Figure record extracts:
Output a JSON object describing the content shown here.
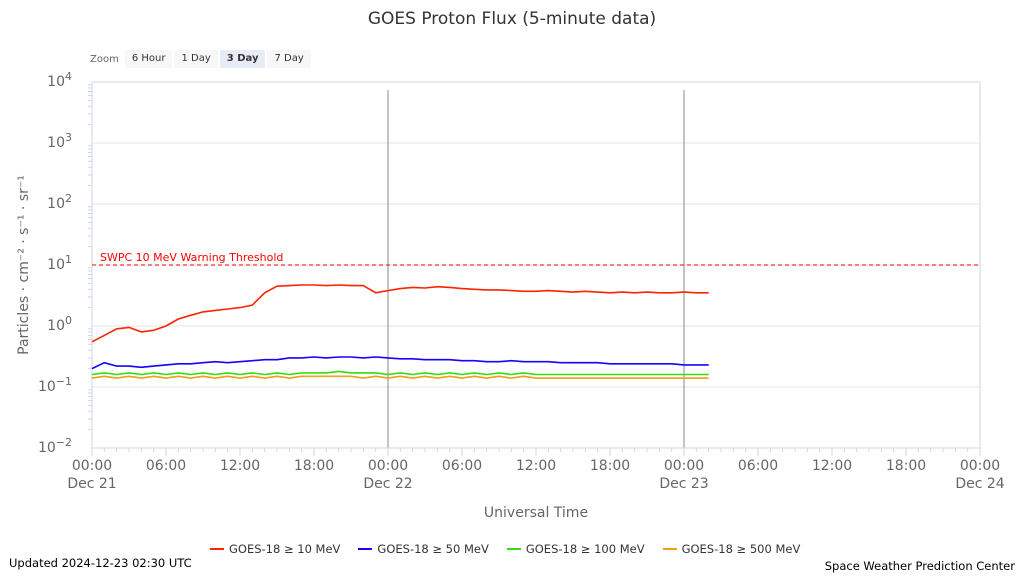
{
  "chart_data": {
    "type": "line",
    "title": "GOES Proton Flux (5-minute data)",
    "xlabel": "Universal Time",
    "ylabel": "Particles · cm⁻² · s⁻¹ · sr⁻¹",
    "yscale": "log",
    "ylim": [
      0.01,
      10000
    ],
    "y_ticks": [
      {
        "base": "10",
        "exp": "4"
      },
      {
        "base": "10",
        "exp": "3"
      },
      {
        "base": "10",
        "exp": "2"
      },
      {
        "base": "10",
        "exp": "1"
      },
      {
        "base": "10",
        "exp": "0"
      },
      {
        "base": "10",
        "exp": "−1"
      },
      {
        "base": "10",
        "exp": "−2"
      }
    ],
    "xlim_hours": [
      0,
      72
    ],
    "x_ticks": [
      {
        "time": "00:00",
        "date": "Dec 21"
      },
      {
        "time": "06:00",
        "date": ""
      },
      {
        "time": "12:00",
        "date": ""
      },
      {
        "time": "18:00",
        "date": ""
      },
      {
        "time": "00:00",
        "date": "Dec 22"
      },
      {
        "time": "06:00",
        "date": ""
      },
      {
        "time": "12:00",
        "date": ""
      },
      {
        "time": "18:00",
        "date": ""
      },
      {
        "time": "00:00",
        "date": "Dec 23"
      },
      {
        "time": "06:00",
        "date": ""
      },
      {
        "time": "12:00",
        "date": ""
      },
      {
        "time": "18:00",
        "date": ""
      },
      {
        "time": "00:00",
        "date": "Dec 24"
      }
    ],
    "day_boundaries_hours": [
      24,
      48
    ],
    "threshold": {
      "value": 10,
      "label": "SWPC 10 MeV Warning Threshold",
      "color": "#ff0000"
    },
    "series": [
      {
        "name": "GOES-18 ≥ 10 MeV",
        "color": "#ff2200",
        "x_hours": [
          0,
          1,
          2,
          3,
          4,
          5,
          6,
          7,
          8,
          9,
          10,
          11,
          12,
          13,
          14,
          15,
          16,
          17,
          18,
          19,
          20,
          21,
          22,
          23,
          24,
          25,
          26,
          27,
          28,
          29,
          30,
          31,
          32,
          33,
          34,
          35,
          36,
          37,
          38,
          39,
          40,
          41,
          42,
          43,
          44,
          45,
          46,
          47,
          48,
          49,
          50
        ],
        "values": [
          0.55,
          0.7,
          0.9,
          0.95,
          0.8,
          0.85,
          1.0,
          1.3,
          1.5,
          1.7,
          1.8,
          1.9,
          2.0,
          2.2,
          3.5,
          4.5,
          4.6,
          4.7,
          4.7,
          4.6,
          4.7,
          4.6,
          4.6,
          3.5,
          3.8,
          4.1,
          4.3,
          4.2,
          4.4,
          4.3,
          4.1,
          4.0,
          3.9,
          3.9,
          3.8,
          3.7,
          3.7,
          3.8,
          3.7,
          3.6,
          3.7,
          3.6,
          3.5,
          3.6,
          3.5,
          3.6,
          3.5,
          3.5,
          3.6,
          3.5,
          3.5
        ]
      },
      {
        "name": "GOES-18 ≥ 50 MeV",
        "color": "#1a00ff",
        "x_hours": [
          0,
          1,
          2,
          3,
          4,
          5,
          6,
          7,
          8,
          9,
          10,
          11,
          12,
          13,
          14,
          15,
          16,
          17,
          18,
          19,
          20,
          21,
          22,
          23,
          24,
          25,
          26,
          27,
          28,
          29,
          30,
          31,
          32,
          33,
          34,
          35,
          36,
          37,
          38,
          39,
          40,
          41,
          42,
          43,
          44,
          45,
          46,
          47,
          48,
          49,
          50
        ],
        "values": [
          0.2,
          0.25,
          0.22,
          0.22,
          0.21,
          0.22,
          0.23,
          0.24,
          0.24,
          0.25,
          0.26,
          0.25,
          0.26,
          0.27,
          0.28,
          0.28,
          0.3,
          0.3,
          0.31,
          0.3,
          0.31,
          0.31,
          0.3,
          0.31,
          0.3,
          0.29,
          0.29,
          0.28,
          0.28,
          0.28,
          0.27,
          0.27,
          0.26,
          0.26,
          0.27,
          0.26,
          0.26,
          0.26,
          0.25,
          0.25,
          0.25,
          0.25,
          0.24,
          0.24,
          0.24,
          0.24,
          0.24,
          0.24,
          0.23,
          0.23,
          0.23
        ]
      },
      {
        "name": "GOES-18 ≥ 100 MeV",
        "color": "#33dd11",
        "x_hours": [
          0,
          1,
          2,
          3,
          4,
          5,
          6,
          7,
          8,
          9,
          10,
          11,
          12,
          13,
          14,
          15,
          16,
          17,
          18,
          19,
          20,
          21,
          22,
          23,
          24,
          25,
          26,
          27,
          28,
          29,
          30,
          31,
          32,
          33,
          34,
          35,
          36,
          37,
          38,
          39,
          40,
          41,
          42,
          43,
          44,
          45,
          46,
          47,
          48,
          49,
          50
        ],
        "values": [
          0.16,
          0.17,
          0.16,
          0.17,
          0.16,
          0.17,
          0.16,
          0.17,
          0.16,
          0.17,
          0.16,
          0.17,
          0.16,
          0.17,
          0.16,
          0.17,
          0.16,
          0.17,
          0.17,
          0.17,
          0.18,
          0.17,
          0.17,
          0.17,
          0.16,
          0.17,
          0.16,
          0.17,
          0.16,
          0.17,
          0.16,
          0.17,
          0.16,
          0.17,
          0.16,
          0.17,
          0.16,
          0.16,
          0.16,
          0.16,
          0.16,
          0.16,
          0.16,
          0.16,
          0.16,
          0.16,
          0.16,
          0.16,
          0.16,
          0.16,
          0.16
        ]
      },
      {
        "name": "GOES-18 ≥ 500 MeV",
        "color": "#e8a317",
        "x_hours": [
          0,
          1,
          2,
          3,
          4,
          5,
          6,
          7,
          8,
          9,
          10,
          11,
          12,
          13,
          14,
          15,
          16,
          17,
          18,
          19,
          20,
          21,
          22,
          23,
          24,
          25,
          26,
          27,
          28,
          29,
          30,
          31,
          32,
          33,
          34,
          35,
          36,
          37,
          38,
          39,
          40,
          41,
          42,
          43,
          44,
          45,
          46,
          47,
          48,
          49,
          50
        ],
        "values": [
          0.14,
          0.15,
          0.14,
          0.15,
          0.14,
          0.15,
          0.14,
          0.15,
          0.14,
          0.15,
          0.14,
          0.15,
          0.14,
          0.15,
          0.14,
          0.15,
          0.14,
          0.15,
          0.15,
          0.15,
          0.15,
          0.15,
          0.14,
          0.15,
          0.14,
          0.15,
          0.14,
          0.15,
          0.14,
          0.15,
          0.14,
          0.15,
          0.14,
          0.15,
          0.14,
          0.15,
          0.14,
          0.14,
          0.14,
          0.14,
          0.14,
          0.14,
          0.14,
          0.14,
          0.14,
          0.14,
          0.14,
          0.14,
          0.14,
          0.14,
          0.14
        ]
      }
    ]
  },
  "zoom": {
    "label": "Zoom",
    "options": [
      "6 Hour",
      "1 Day",
      "3 Day",
      "7 Day"
    ],
    "selected": "3 Day"
  },
  "footer": {
    "updated": "Updated 2024-12-23 02:30 UTC",
    "credit": "Space Weather Prediction Center"
  },
  "colors": {
    "axis": "#ccd6eb",
    "grid": "#e6e6e6",
    "day_line": "#888888",
    "text": "#333333",
    "label": "#666666"
  }
}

Stated task » Strip the images and reproduce the remaining records precisely.

Output »
Output a JSON object describing the content shown here.
{
  "chart_data": {
    "type": "line",
    "title": "GOES Proton Flux (5-minute data)",
    "xlabel": "Universal Time",
    "ylabel": "Particles · cm⁻² · s⁻¹ · sr⁻¹",
    "yscale": "log",
    "ylim": [
      0.01,
      10000
    ],
    "y_ticks": [
      {
        "base": "10",
        "exp": "4"
      },
      {
        "base": "10",
        "exp": "3"
      },
      {
        "base": "10",
        "exp": "2"
      },
      {
        "base": "10",
        "exp": "1"
      },
      {
        "base": "10",
        "exp": "0"
      },
      {
        "base": "10",
        "exp": "−1"
      },
      {
        "base": "10",
        "exp": "−2"
      }
    ],
    "xlim_hours": [
      0,
      72
    ],
    "x_ticks": [
      {
        "time": "00:00",
        "date": "Dec 21"
      },
      {
        "time": "06:00",
        "date": ""
      },
      {
        "time": "12:00",
        "date": ""
      },
      {
        "time": "18:00",
        "date": ""
      },
      {
        "time": "00:00",
        "date": "Dec 22"
      },
      {
        "time": "06:00",
        "date": ""
      },
      {
        "time": "12:00",
        "date": ""
      },
      {
        "time": "18:00",
        "date": ""
      },
      {
        "time": "00:00",
        "date": "Dec 23"
      },
      {
        "time": "06:00",
        "date": ""
      },
      {
        "time": "12:00",
        "date": ""
      },
      {
        "time": "18:00",
        "date": ""
      },
      {
        "time": "00:00",
        "date": "Dec 24"
      }
    ],
    "day_boundaries_hours": [
      24,
      48
    ],
    "threshold": {
      "value": 10,
      "label": "SWPC 10 MeV Warning Threshold",
      "color": "#ff0000"
    },
    "series": [
      {
        "name": "GOES-18 ≥ 10 MeV",
        "color": "#ff2200",
        "x_hours": [
          0,
          1,
          2,
          3,
          4,
          5,
          6,
          7,
          8,
          9,
          10,
          11,
          12,
          13,
          14,
          15,
          16,
          17,
          18,
          19,
          20,
          21,
          22,
          23,
          24,
          25,
          26,
          27,
          28,
          29,
          30,
          31,
          32,
          33,
          34,
          35,
          36,
          37,
          38,
          39,
          40,
          41,
          42,
          43,
          44,
          45,
          46,
          47,
          48,
          49,
          50
        ],
        "values": [
          0.55,
          0.7,
          0.9,
          0.95,
          0.8,
          0.85,
          1.0,
          1.3,
          1.5,
          1.7,
          1.8,
          1.9,
          2.0,
          2.2,
          3.5,
          4.5,
          4.6,
          4.7,
          4.7,
          4.6,
          4.7,
          4.6,
          4.6,
          3.5,
          3.8,
          4.1,
          4.3,
          4.2,
          4.4,
          4.3,
          4.1,
          4.0,
          3.9,
          3.9,
          3.8,
          3.7,
          3.7,
          3.8,
          3.7,
          3.6,
          3.7,
          3.6,
          3.5,
          3.6,
          3.5,
          3.6,
          3.5,
          3.5,
          3.6,
          3.5,
          3.5
        ]
      },
      {
        "name": "GOES-18 ≥ 50 MeV",
        "color": "#1a00ff",
        "x_hours": [
          0,
          1,
          2,
          3,
          4,
          5,
          6,
          7,
          8,
          9,
          10,
          11,
          12,
          13,
          14,
          15,
          16,
          17,
          18,
          19,
          20,
          21,
          22,
          23,
          24,
          25,
          26,
          27,
          28,
          29,
          30,
          31,
          32,
          33,
          34,
          35,
          36,
          37,
          38,
          39,
          40,
          41,
          42,
          43,
          44,
          45,
          46,
          47,
          48,
          49,
          50
        ],
        "values": [
          0.2,
          0.25,
          0.22,
          0.22,
          0.21,
          0.22,
          0.23,
          0.24,
          0.24,
          0.25,
          0.26,
          0.25,
          0.26,
          0.27,
          0.28,
          0.28,
          0.3,
          0.3,
          0.31,
          0.3,
          0.31,
          0.31,
          0.3,
          0.31,
          0.3,
          0.29,
          0.29,
          0.28,
          0.28,
          0.28,
          0.27,
          0.27,
          0.26,
          0.26,
          0.27,
          0.26,
          0.26,
          0.26,
          0.25,
          0.25,
          0.25,
          0.25,
          0.24,
          0.24,
          0.24,
          0.24,
          0.24,
          0.24,
          0.23,
          0.23,
          0.23
        ]
      },
      {
        "name": "GOES-18 ≥ 100 MeV",
        "color": "#33dd11",
        "x_hours": [
          0,
          1,
          2,
          3,
          4,
          5,
          6,
          7,
          8,
          9,
          10,
          11,
          12,
          13,
          14,
          15,
          16,
          17,
          18,
          19,
          20,
          21,
          22,
          23,
          24,
          25,
          26,
          27,
          28,
          29,
          30,
          31,
          32,
          33,
          34,
          35,
          36,
          37,
          38,
          39,
          40,
          41,
          42,
          43,
          44,
          45,
          46,
          47,
          48,
          49,
          50
        ],
        "values": [
          0.16,
          0.17,
          0.16,
          0.17,
          0.16,
          0.17,
          0.16,
          0.17,
          0.16,
          0.17,
          0.16,
          0.17,
          0.16,
          0.17,
          0.16,
          0.17,
          0.16,
          0.17,
          0.17,
          0.17,
          0.18,
          0.17,
          0.17,
          0.17,
          0.16,
          0.17,
          0.16,
          0.17,
          0.16,
          0.17,
          0.16,
          0.17,
          0.16,
          0.17,
          0.16,
          0.17,
          0.16,
          0.16,
          0.16,
          0.16,
          0.16,
          0.16,
          0.16,
          0.16,
          0.16,
          0.16,
          0.16,
          0.16,
          0.16,
          0.16,
          0.16
        ]
      },
      {
        "name": "GOES-18 ≥ 500 MeV",
        "color": "#e8a317",
        "x_hours": [
          0,
          1,
          2,
          3,
          4,
          5,
          6,
          7,
          8,
          9,
          10,
          11,
          12,
          13,
          14,
          15,
          16,
          17,
          18,
          19,
          20,
          21,
          22,
          23,
          24,
          25,
          26,
          27,
          28,
          29,
          30,
          31,
          32,
          33,
          34,
          35,
          36,
          37,
          38,
          39,
          40,
          41,
          42,
          43,
          44,
          45,
          46,
          47,
          48,
          49,
          50
        ],
        "values": [
          0.14,
          0.15,
          0.14,
          0.15,
          0.14,
          0.15,
          0.14,
          0.15,
          0.14,
          0.15,
          0.14,
          0.15,
          0.14,
          0.15,
          0.14,
          0.15,
          0.14,
          0.15,
          0.15,
          0.15,
          0.15,
          0.15,
          0.14,
          0.15,
          0.14,
          0.15,
          0.14,
          0.15,
          0.14,
          0.15,
          0.14,
          0.15,
          0.14,
          0.15,
          0.14,
          0.15,
          0.14,
          0.14,
          0.14,
          0.14,
          0.14,
          0.14,
          0.14,
          0.14,
          0.14,
          0.14,
          0.14,
          0.14,
          0.14,
          0.14,
          0.14
        ]
      }
    ]
  },
  "zoom": {
    "label": "Zoom",
    "options": [
      "6 Hour",
      "1 Day",
      "3 Day",
      "7 Day"
    ],
    "selected": "3 Day"
  },
  "footer": {
    "updated": "Updated 2024-12-23 02:30 UTC",
    "credit": "Space Weather Prediction Center"
  },
  "colors": {
    "axis": "#ccd6eb",
    "grid": "#e6e6e6",
    "day_line": "#888888",
    "text": "#333333",
    "label": "#666666"
  }
}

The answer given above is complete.